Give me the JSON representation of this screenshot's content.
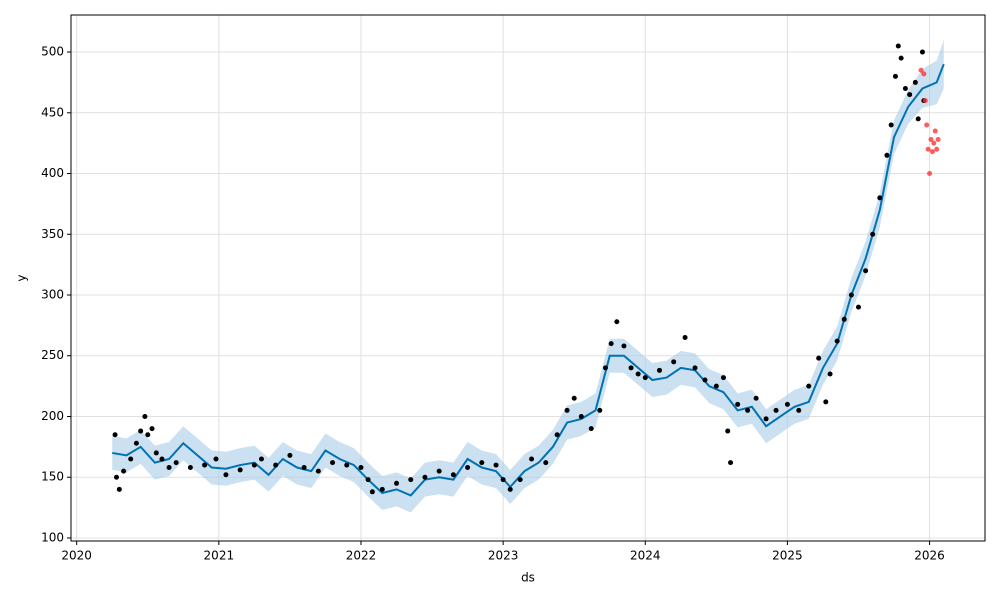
{
  "chart_data": {
    "type": "forecast",
    "xlabel": "ds",
    "ylabel": "y",
    "xlim": [
      2019.96,
      2026.39
    ],
    "ylim": [
      97.5,
      530.5
    ],
    "xticks": [
      2020,
      2021,
      2022,
      2023,
      2024,
      2025,
      2026
    ],
    "yticks": [
      100,
      150,
      200,
      250,
      300,
      350,
      400,
      450,
      500
    ],
    "grid": true,
    "forecast": {
      "color": "#0072b2",
      "band_color": "#a8cde8",
      "x": [
        2020.25,
        2020.35,
        2020.45,
        2020.55,
        2020.65,
        2020.75,
        2020.85,
        2020.95,
        2021.05,
        2021.15,
        2021.25,
        2021.35,
        2021.45,
        2021.55,
        2021.65,
        2021.75,
        2021.85,
        2021.95,
        2022.05,
        2022.15,
        2022.25,
        2022.35,
        2022.45,
        2022.55,
        2022.65,
        2022.75,
        2022.85,
        2022.95,
        2023.05,
        2023.15,
        2023.25,
        2023.35,
        2023.45,
        2023.55,
        2023.65,
        2023.75,
        2023.85,
        2023.95,
        2024.05,
        2024.15,
        2024.25,
        2024.35,
        2024.45,
        2024.55,
        2024.65,
        2024.75,
        2024.85,
        2024.95,
        2025.05,
        2025.15,
        2025.25,
        2025.35,
        2025.45,
        2025.55,
        2025.65,
        2025.75,
        2025.85,
        2025.95,
        2026.05,
        2026.1
      ],
      "values": [
        170,
        168,
        175,
        162,
        165,
        178,
        168,
        158,
        157,
        160,
        162,
        152,
        165,
        158,
        155,
        172,
        165,
        160,
        148,
        137,
        140,
        135,
        148,
        150,
        148,
        165,
        158,
        155,
        142,
        155,
        162,
        175,
        195,
        198,
        205,
        250,
        250,
        240,
        230,
        232,
        240,
        238,
        225,
        220,
        205,
        208,
        192,
        200,
        208,
        212,
        240,
        260,
        300,
        330,
        370,
        430,
        455,
        470,
        475,
        490
      ],
      "upper": [
        184,
        182,
        189,
        176,
        179,
        192,
        182,
        172,
        171,
        174,
        176,
        166,
        179,
        172,
        169,
        186,
        179,
        174,
        162,
        151,
        154,
        149,
        162,
        164,
        162,
        179,
        172,
        169,
        156,
        169,
        176,
        189,
        209,
        212,
        219,
        264,
        264,
        254,
        244,
        246,
        254,
        252,
        239,
        234,
        219,
        222,
        206,
        214,
        222,
        226,
        254,
        274,
        314,
        344,
        384,
        444,
        469,
        486,
        493,
        510
      ],
      "lower": [
        156,
        154,
        161,
        148,
        151,
        164,
        154,
        144,
        143,
        146,
        148,
        138,
        151,
        144,
        141,
        158,
        151,
        146,
        134,
        123,
        126,
        121,
        134,
        136,
        134,
        151,
        144,
        141,
        128,
        141,
        148,
        161,
        181,
        184,
        191,
        236,
        236,
        226,
        216,
        218,
        226,
        224,
        211,
        206,
        191,
        194,
        178,
        186,
        194,
        198,
        226,
        246,
        286,
        316,
        356,
        416,
        441,
        454,
        457,
        470
      ]
    },
    "observed": {
      "color": "#000000",
      "x": [
        2020.27,
        2020.28,
        2020.3,
        2020.33,
        2020.38,
        2020.42,
        2020.45,
        2020.48,
        2020.5,
        2020.53,
        2020.56,
        2020.6,
        2020.65,
        2020.7,
        2020.8,
        2020.9,
        2020.98,
        2021.05,
        2021.15,
        2021.25,
        2021.3,
        2021.4,
        2021.5,
        2021.6,
        2021.7,
        2021.8,
        2021.9,
        2022.0,
        2022.05,
        2022.08,
        2022.15,
        2022.25,
        2022.35,
        2022.45,
        2022.55,
        2022.65,
        2022.75,
        2022.85,
        2022.95,
        2023.0,
        2023.05,
        2023.12,
        2023.2,
        2023.3,
        2023.38,
        2023.45,
        2023.5,
        2023.55,
        2023.62,
        2023.68,
        2023.72,
        2023.76,
        2023.8,
        2023.85,
        2023.9,
        2023.95,
        2024.0,
        2024.1,
        2024.2,
        2024.28,
        2024.35,
        2024.42,
        2024.5,
        2024.55,
        2024.58,
        2024.6,
        2024.65,
        2024.72,
        2024.78,
        2024.85,
        2024.92,
        2025.0,
        2025.08,
        2025.15,
        2025.22,
        2025.27,
        2025.3,
        2025.35,
        2025.4,
        2025.45,
        2025.5,
        2025.55,
        2025.6,
        2025.65,
        2025.7,
        2025.73,
        2025.76,
        2025.78,
        2025.8,
        2025.83,
        2025.86,
        2025.9,
        2025.92,
        2025.95,
        2025.96
      ],
      "values": [
        185,
        150,
        140,
        155,
        165,
        178,
        188,
        200,
        185,
        190,
        170,
        165,
        158,
        162,
        158,
        160,
        165,
        152,
        156,
        160,
        165,
        160,
        168,
        158,
        155,
        162,
        160,
        158,
        148,
        138,
        140,
        145,
        148,
        150,
        155,
        152,
        158,
        162,
        160,
        148,
        140,
        148,
        165,
        162,
        185,
        205,
        215,
        200,
        190,
        205,
        240,
        260,
        278,
        258,
        240,
        235,
        232,
        238,
        245,
        265,
        240,
        230,
        225,
        232,
        188,
        162,
        210,
        205,
        215,
        198,
        205,
        210,
        205,
        225,
        248,
        212,
        235,
        262,
        280,
        300,
        290,
        320,
        350,
        380,
        415,
        440,
        480,
        505,
        495,
        470,
        465,
        475,
        445,
        500,
        460
      ]
    },
    "outliers": {
      "color": "#ff3333",
      "x": [
        2025.94,
        2025.96,
        2025.97,
        2025.98,
        2025.99,
        2026.0,
        2026.01,
        2026.02,
        2026.03,
        2026.04,
        2026.05,
        2026.06
      ],
      "values": [
        485,
        482,
        460,
        440,
        420,
        400,
        428,
        418,
        425,
        435,
        420,
        428
      ]
    }
  }
}
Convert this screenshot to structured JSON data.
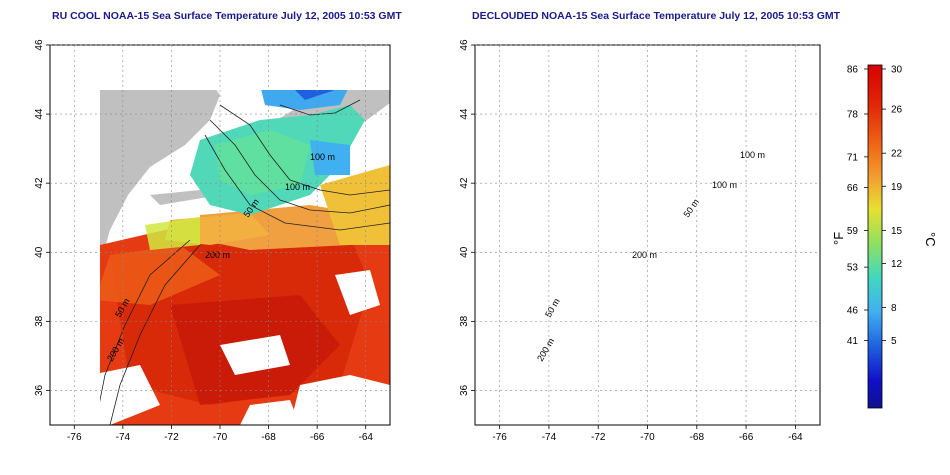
{
  "maps": [
    {
      "title": "RU COOL NOAA-15 Sea Surface Temperature July 12, 2005 10:53 GMT",
      "contour_labels": [
        "100 m",
        "100 m",
        "50 m",
        "200 m",
        "50 m",
        "200 m"
      ]
    },
    {
      "title": "DECLOUDED NOAA-15 Sea Surface Temperature July 12, 2005 10:53 GMT",
      "contour_labels": [
        "100 m",
        "100 m",
        "50 m",
        "200 m",
        "50 m",
        "200 m"
      ]
    }
  ],
  "axes": {
    "x_ticks": [
      "-76",
      "-74",
      "-72",
      "-70",
      "-68",
      "-66",
      "-64"
    ],
    "y_ticks": [
      "46",
      "44",
      "42",
      "40",
      "38",
      "36"
    ],
    "x_range": [
      -77,
      -63
    ],
    "y_range": [
      35,
      46
    ]
  },
  "colorbar": {
    "fahrenheit_label": "°F",
    "celsius_label": "°C",
    "fahrenheit_ticks": [
      "86",
      "78",
      "71",
      "66",
      "59",
      "53",
      "46",
      "41"
    ],
    "celsius_ticks": [
      "30",
      "26",
      "22",
      "19",
      "15",
      "12",
      "8",
      "5"
    ],
    "colors": [
      "#d80000",
      "#e83010",
      "#f06a18",
      "#f2a030",
      "#e8e030",
      "#90e060",
      "#40d8c0",
      "#40b0f0",
      "#2060e0",
      "#1010c8",
      "#101090"
    ]
  },
  "colors": {
    "land": "#c0c0c0",
    "cloud": "#ffffff",
    "title": "#1a1a8c"
  }
}
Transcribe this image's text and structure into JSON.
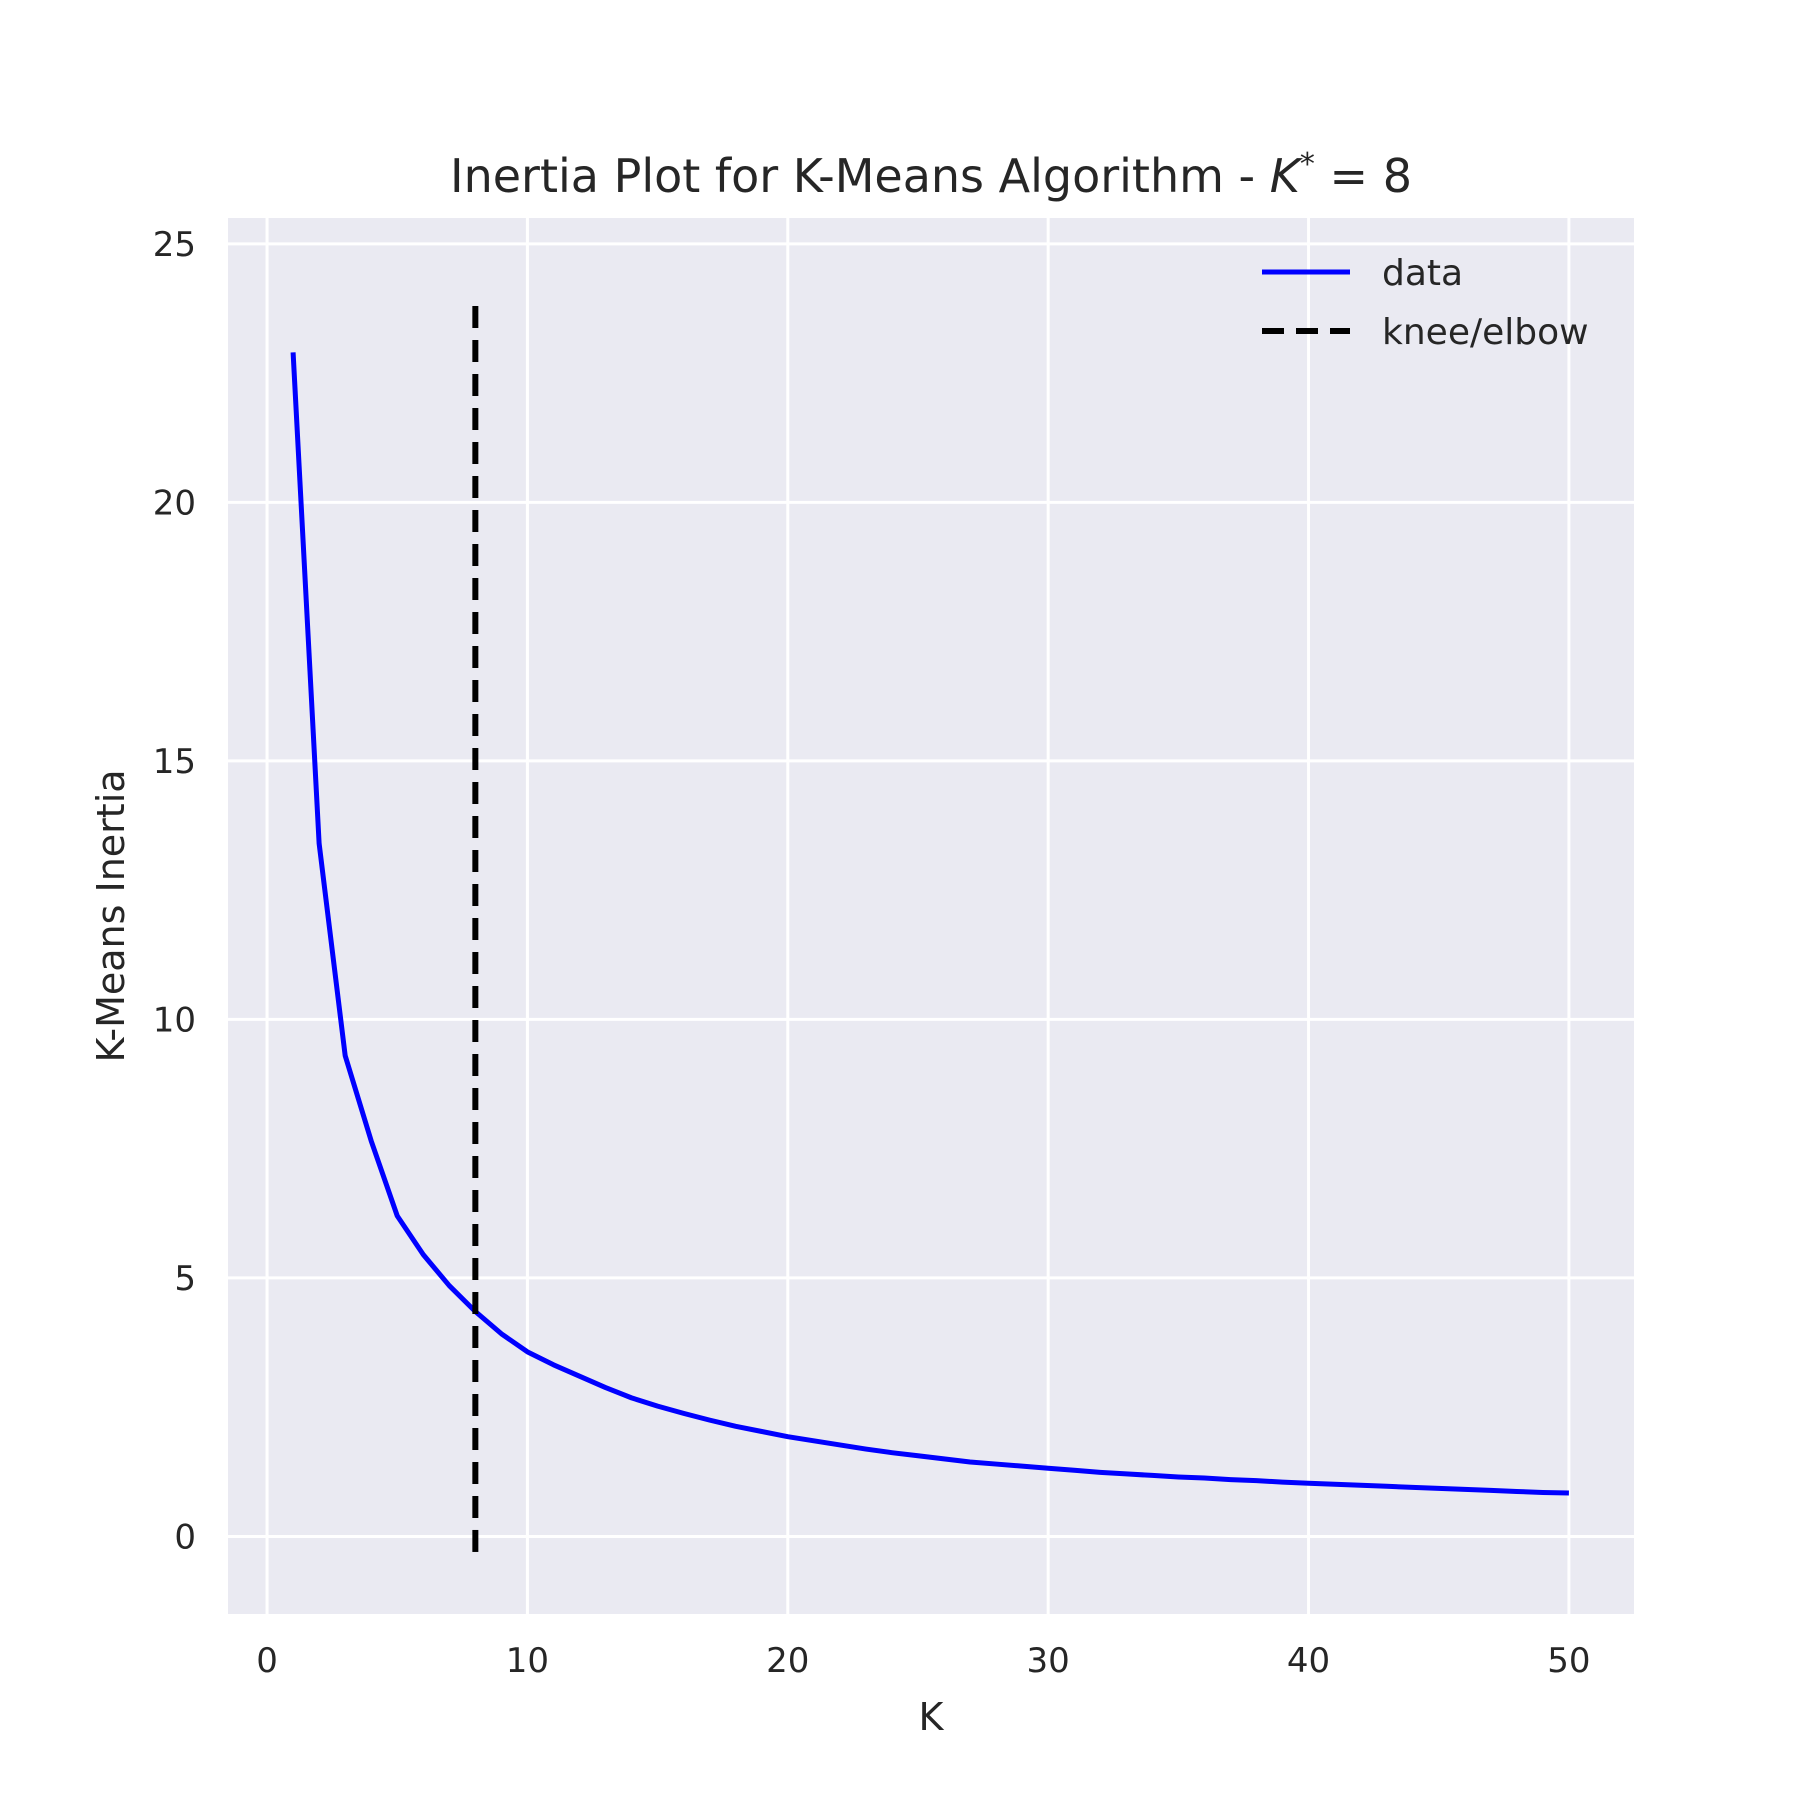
{
  "chart_data": {
    "type": "line",
    "title": "Inertia Plot for K-Means Algorithm - ",
    "title_symbol": "K",
    "title_superscript": "*",
    "title_suffix": " = 8",
    "xlabel": "K",
    "ylabel": "K-Means Inertia",
    "xlim": [
      -1.5,
      52.5
    ],
    "ylim": [
      -1.5,
      25.5
    ],
    "xticks": [
      0,
      10,
      20,
      30,
      40,
      50
    ],
    "yticks": [
      0,
      5,
      10,
      15,
      20,
      25
    ],
    "grid": true,
    "legend_position": "top-right",
    "background_color": "#eaeaf2",
    "grid_color": "#ffffff",
    "series": [
      {
        "name": "data",
        "color": "#0000ff",
        "style": "solid",
        "x": [
          1,
          2,
          3,
          4,
          5,
          6,
          7,
          8,
          9,
          10,
          11,
          12,
          13,
          14,
          15,
          16,
          17,
          18,
          19,
          20,
          21,
          22,
          23,
          24,
          25,
          26,
          27,
          28,
          29,
          30,
          31,
          32,
          33,
          34,
          35,
          36,
          37,
          38,
          39,
          40,
          41,
          42,
          43,
          44,
          45,
          46,
          47,
          48,
          49,
          50
        ],
        "y": [
          22.9,
          13.4,
          9.3,
          7.65,
          6.2,
          5.45,
          4.85,
          4.35,
          3.92,
          3.57,
          3.32,
          3.1,
          2.88,
          2.68,
          2.52,
          2.38,
          2.25,
          2.13,
          2.03,
          1.93,
          1.85,
          1.77,
          1.69,
          1.62,
          1.56,
          1.5,
          1.44,
          1.4,
          1.36,
          1.32,
          1.28,
          1.24,
          1.21,
          1.18,
          1.15,
          1.13,
          1.1,
          1.08,
          1.05,
          1.03,
          1.01,
          0.99,
          0.97,
          0.95,
          0.93,
          0.91,
          0.89,
          0.87,
          0.85,
          0.84
        ]
      },
      {
        "name": "knee/elbow",
        "color": "#000000",
        "style": "dashed",
        "x": [
          8,
          8
        ],
        "y": [
          -0.3,
          24
        ]
      }
    ]
  }
}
= = = = = = =
* _DIRECTIONS FOR THIS TASK_: Find all lines where the word "Temperature" appears. Copy them.

* _ANSWER TO THE TASK_:
      "title": "RU COOL NOAA-15 Sea Surface Temperature July 12, 2005 10:53 GMT",
      "title": "DECLOUDED NOAA-15 Sea Surface Temperature July 12, 2005 10:53 GMT",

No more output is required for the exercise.